» Supplied text:
Split Radix Fast Fourier Transform (SRFFT) is an efficient technique to design FFT processor, which consumes 
less dynamic power. The SRFFT algorithm is improved method of Fast Fourier Transform (FFT), which 
provides faster computation among various FFT algorithms. SRFFT Technique has modified architecture of 
FFT processor in such a way that it has least number of arithmetic operations to perform the same computation. 
In proposed methodology the approximate arithmetic circuits are used rather than accurate arithmetic circuits to 
perform FFT computation. Use of approximate circuits reduces the design complexity and also increases the 
performance interms of power consumption and area requirement. Generally the number of arithmetic 
operations such as multiplications and additions decides the computational complexity of the algorithm.

» Exercise instructions: Quote the split radix FFT passage in full, word for word. These lines come from a separate source and have no connection to the text.

» Data lines:
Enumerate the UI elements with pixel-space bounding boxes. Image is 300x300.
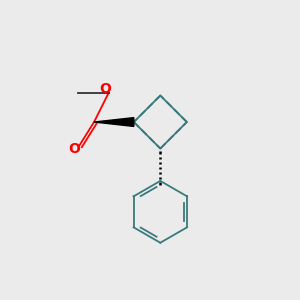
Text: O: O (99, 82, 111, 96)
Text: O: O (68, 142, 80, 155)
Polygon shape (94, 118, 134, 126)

» Solution to this problem:
Split Radix Fast Fourier Transform (SRFFT) is an efficient technique to design FFT processor, which consumes 
less dynamic power. The SRFFT algorithm is improved method of Fast Fourier Transform (FFT), which 
provides faster computation among various FFT algorithms. SRFFT Technique has modified architecture of 
FFT processor in such a way that it has least number of arithmetic operations to perform the same computation. 
In proposed methodology the approximate arithmetic circuits are used rather than accurate arithmetic circuits to 
perform FFT computation. Use of approximate circuits reduces the design complexity and also increases the 
performance interms of power consumption and area requirement. Generally the number of arithmetic 
operations such as multiplications and additions decides the computational complexity of the algorithm.